_Stated problem_
Give the data below again exactly as written, without its pictures.
— start Records supplied —
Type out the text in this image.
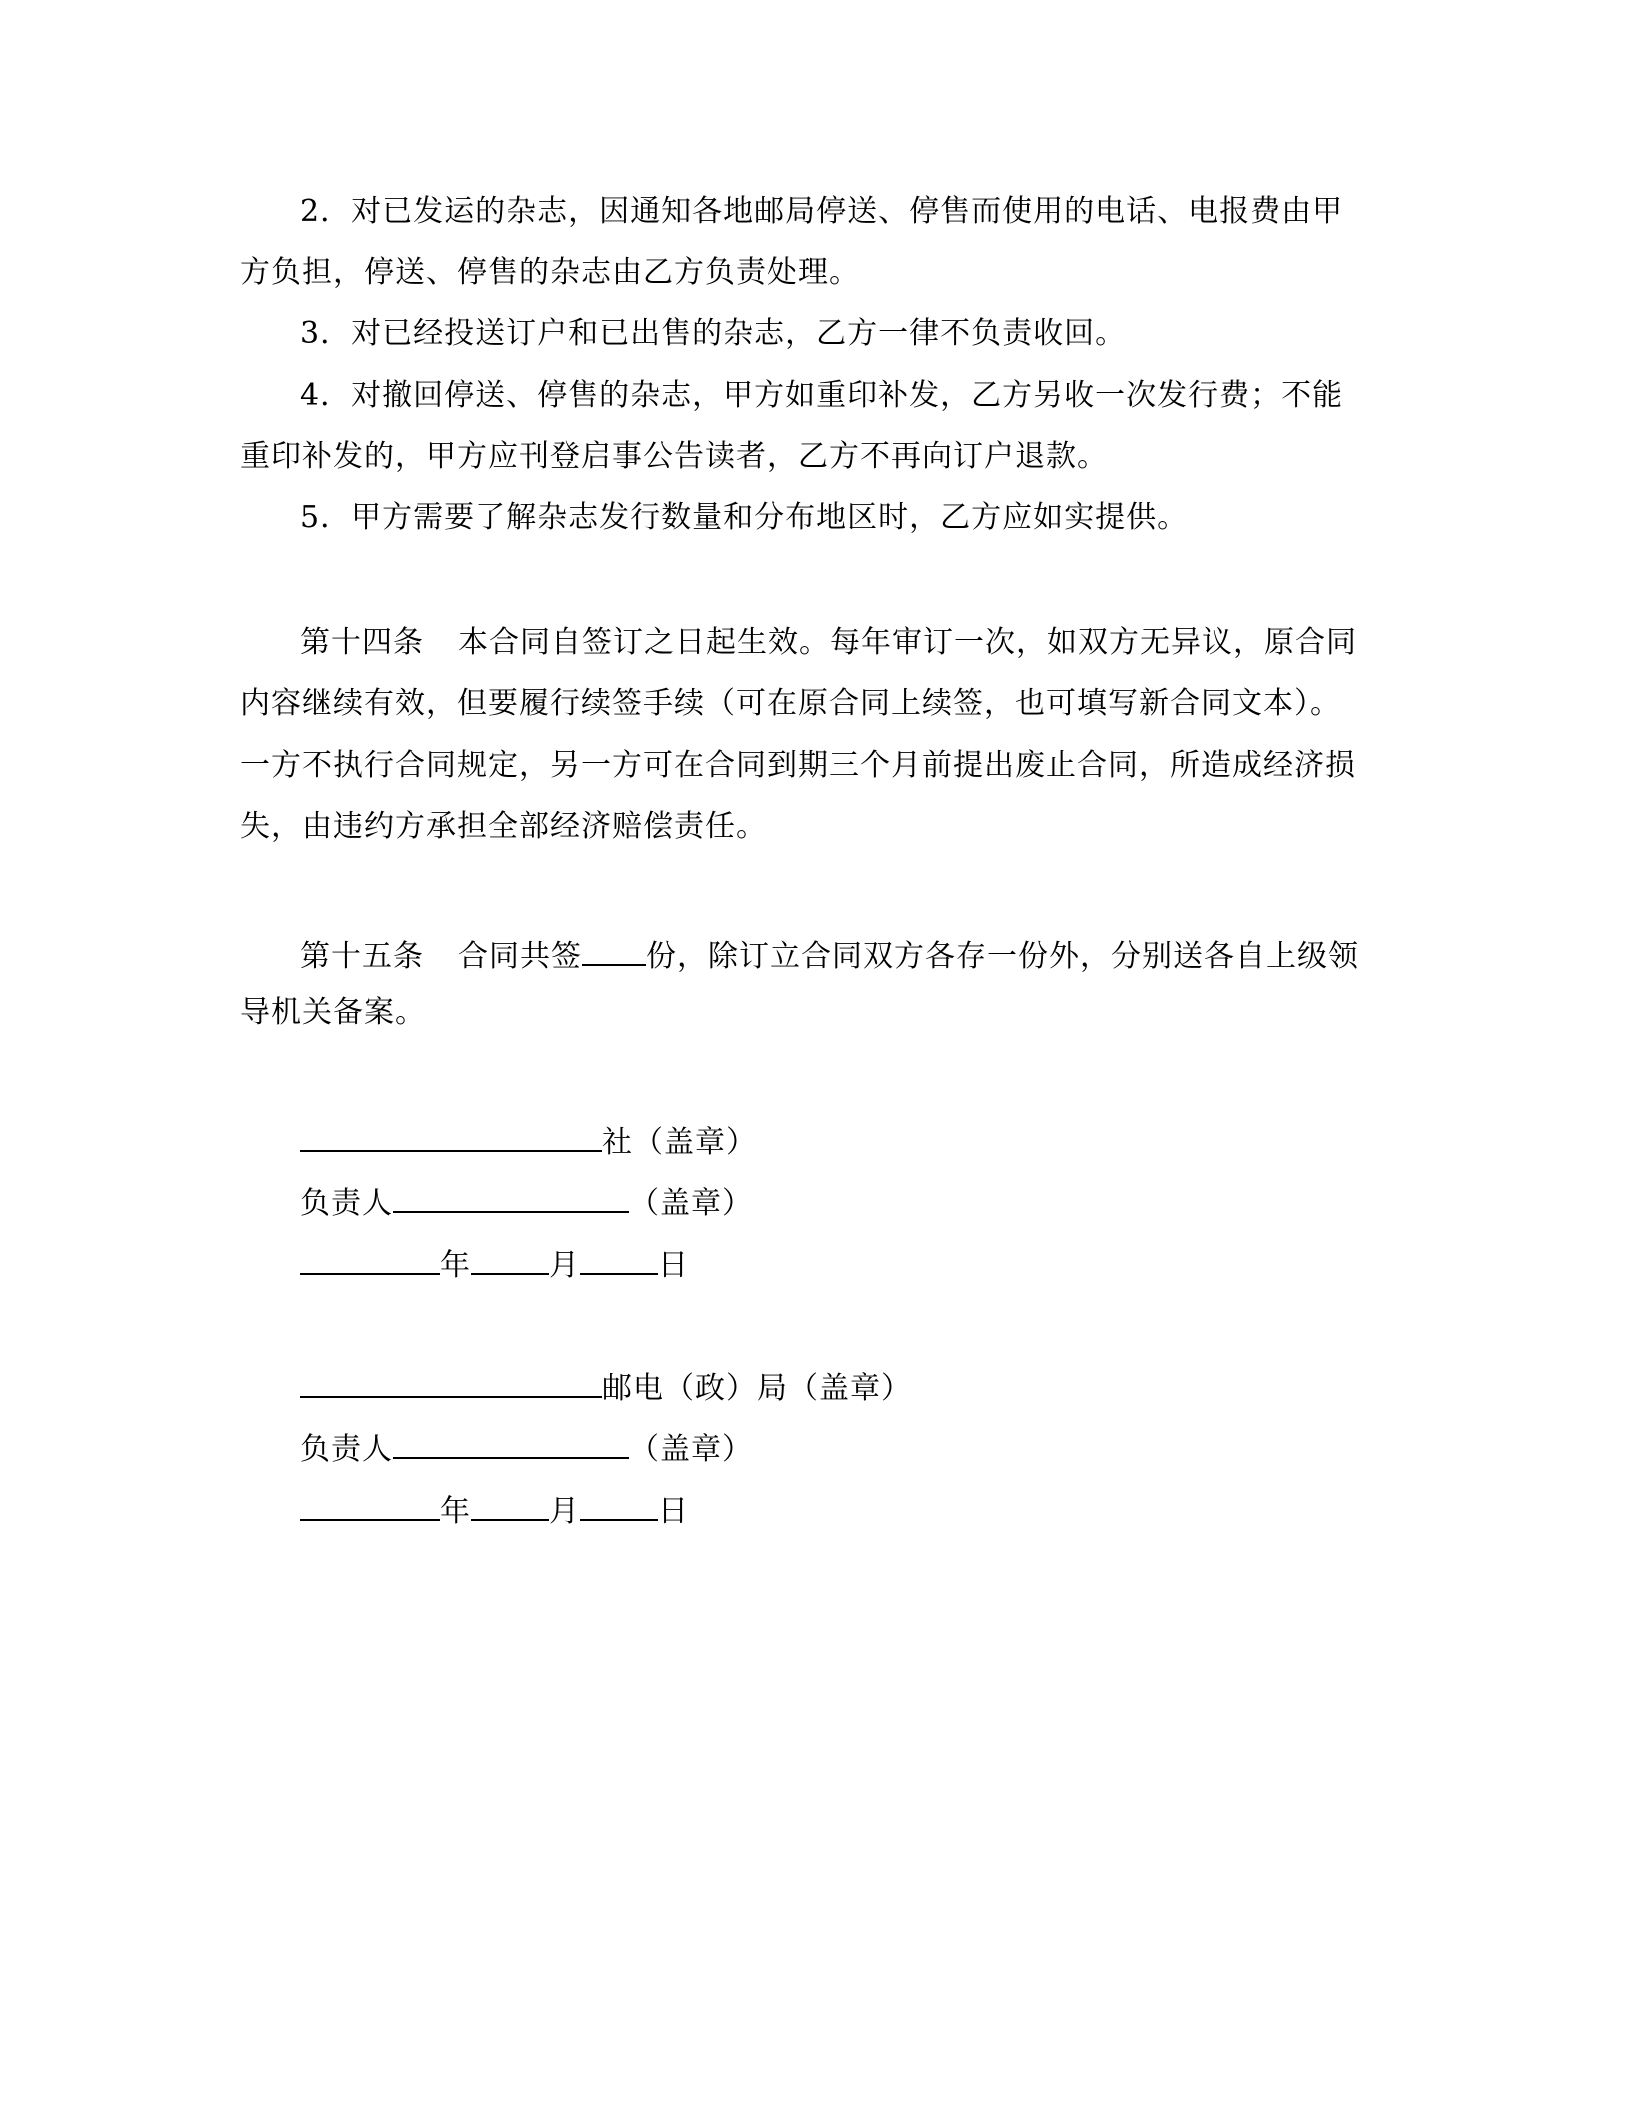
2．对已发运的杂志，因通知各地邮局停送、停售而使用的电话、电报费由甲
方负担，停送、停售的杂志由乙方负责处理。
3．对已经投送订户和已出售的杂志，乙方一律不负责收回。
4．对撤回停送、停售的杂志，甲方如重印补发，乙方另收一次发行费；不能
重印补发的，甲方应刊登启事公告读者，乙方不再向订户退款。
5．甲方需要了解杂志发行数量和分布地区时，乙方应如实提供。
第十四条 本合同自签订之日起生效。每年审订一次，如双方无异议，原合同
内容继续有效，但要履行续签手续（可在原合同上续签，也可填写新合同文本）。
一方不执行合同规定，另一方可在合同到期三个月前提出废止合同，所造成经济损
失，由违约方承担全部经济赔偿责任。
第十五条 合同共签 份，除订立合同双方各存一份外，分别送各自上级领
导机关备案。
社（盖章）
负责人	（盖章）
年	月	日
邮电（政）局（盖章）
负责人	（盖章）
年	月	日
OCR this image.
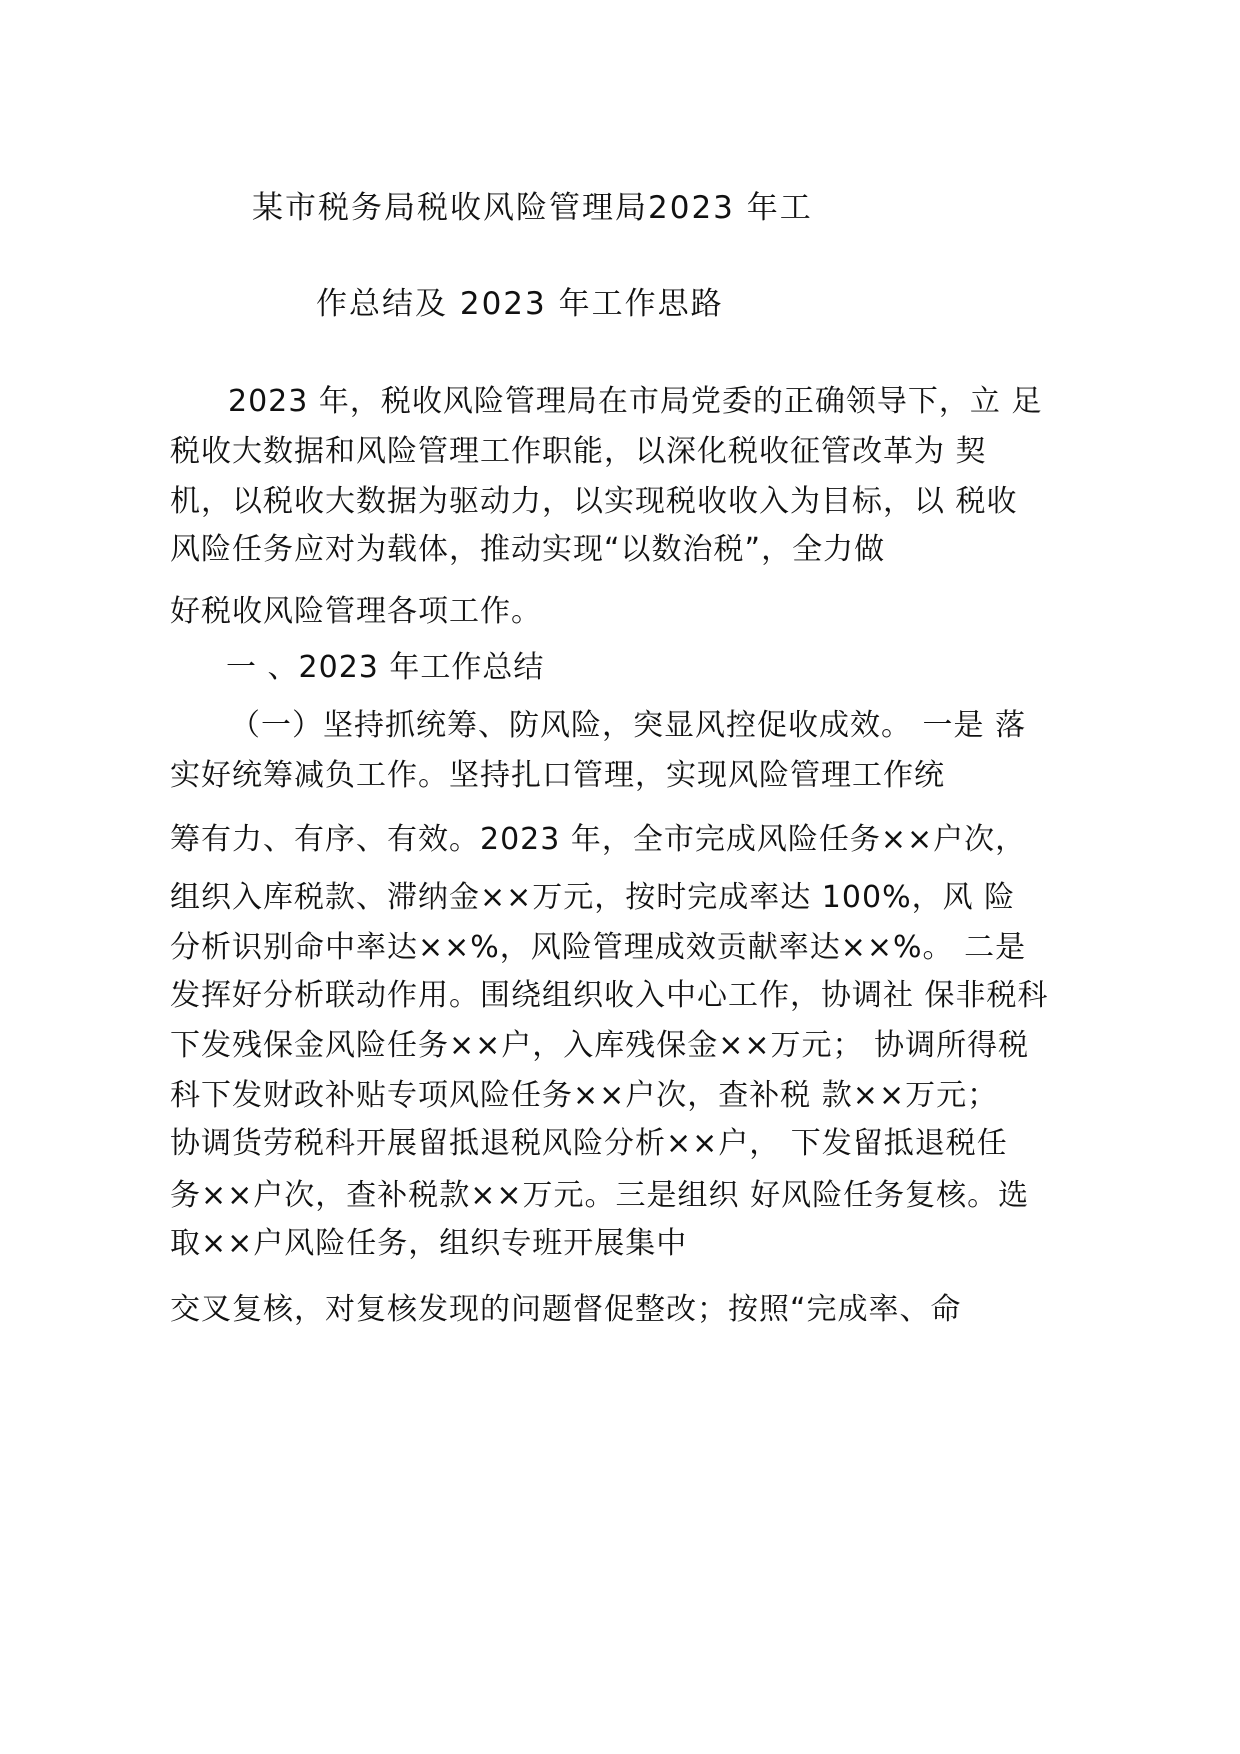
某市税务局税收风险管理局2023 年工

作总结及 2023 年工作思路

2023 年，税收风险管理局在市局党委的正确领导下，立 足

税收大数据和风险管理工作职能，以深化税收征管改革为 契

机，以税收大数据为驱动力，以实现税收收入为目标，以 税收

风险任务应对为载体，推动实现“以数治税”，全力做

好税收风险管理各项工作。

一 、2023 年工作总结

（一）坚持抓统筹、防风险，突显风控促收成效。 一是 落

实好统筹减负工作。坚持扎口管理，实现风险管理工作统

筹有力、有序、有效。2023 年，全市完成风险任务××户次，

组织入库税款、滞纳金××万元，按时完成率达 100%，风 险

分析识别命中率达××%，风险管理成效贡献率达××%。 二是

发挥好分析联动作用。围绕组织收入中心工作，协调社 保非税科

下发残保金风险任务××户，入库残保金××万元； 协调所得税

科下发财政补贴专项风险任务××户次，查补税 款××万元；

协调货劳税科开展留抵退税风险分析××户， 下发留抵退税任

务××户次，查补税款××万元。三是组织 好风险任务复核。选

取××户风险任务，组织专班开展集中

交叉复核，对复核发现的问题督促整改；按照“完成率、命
— end Records supplied —
_Final answer_
Type out the text in this image.
2．对已发运的杂志，因通知各地邮局停送、停售而使用的电话、电报费由甲
方负担，停送、停售的杂志由乙方负责处理。
3．对已经投送订户和已出售的杂志，乙方一律不负责收回。
4．对撤回停送、停售的杂志，甲方如重印补发，乙方另收一次发行费；不能
重印补发的，甲方应刊登启事公告读者，乙方不再向订户退款。
5．甲方需要了解杂志发行数量和分布地区时，乙方应如实提供。
第十四条 本合同自签订之日起生效。每年审订一次，如双方无异议，原合同
内容继续有效，但要履行续签手续（可在原合同上续签，也可填写新合同文本）。
一方不执行合同规定，另一方可在合同到期三个月前提出废止合同，所造成经济损
失，由违约方承担全部经济赔偿责任。
第十五条 合同共签 份，除订立合同双方各存一份外，分别送各自上级领
导机关备案。
社（盖章）
负责人	（盖章）
年	月	日
邮电（政）局（盖章）
负责人	（盖章）
年	月	日
OCR this image.
某市税务局税收风险管理局2023 年工

作总结及 2023 年工作思路

2023 年，税收风险管理局在市局党委的正确领导下，立 足

税收大数据和风险管理工作职能，以深化税收征管改革为 契

机，以税收大数据为驱动力，以实现税收收入为目标，以 税收

风险任务应对为载体，推动实现“以数治税”，全力做

好税收风险管理各项工作。

一 、2023 年工作总结

（一）坚持抓统筹、防风险，突显风控促收成效。 一是 落

实好统筹减负工作。坚持扎口管理，实现风险管理工作统

筹有力、有序、有效。2023 年，全市完成风险任务××户次，

组织入库税款、滞纳金××万元，按时完成率达 100%，风 险

分析识别命中率达××%，风险管理成效贡献率达××%。 二是

发挥好分析联动作用。围绕组织收入中心工作，协调社 保非税科

下发残保金风险任务××户，入库残保金××万元； 协调所得税

科下发财政补贴专项风险任务××户次，查补税 款××万元；

协调货劳税科开展留抵退税风险分析××户， 下发留抵退税任

务××户次，查补税款××万元。三是组织 好风险任务复核。选

取××户风险任务，组织专班开展集中

交叉复核，对复核发现的问题督促整改；按照“完成率、命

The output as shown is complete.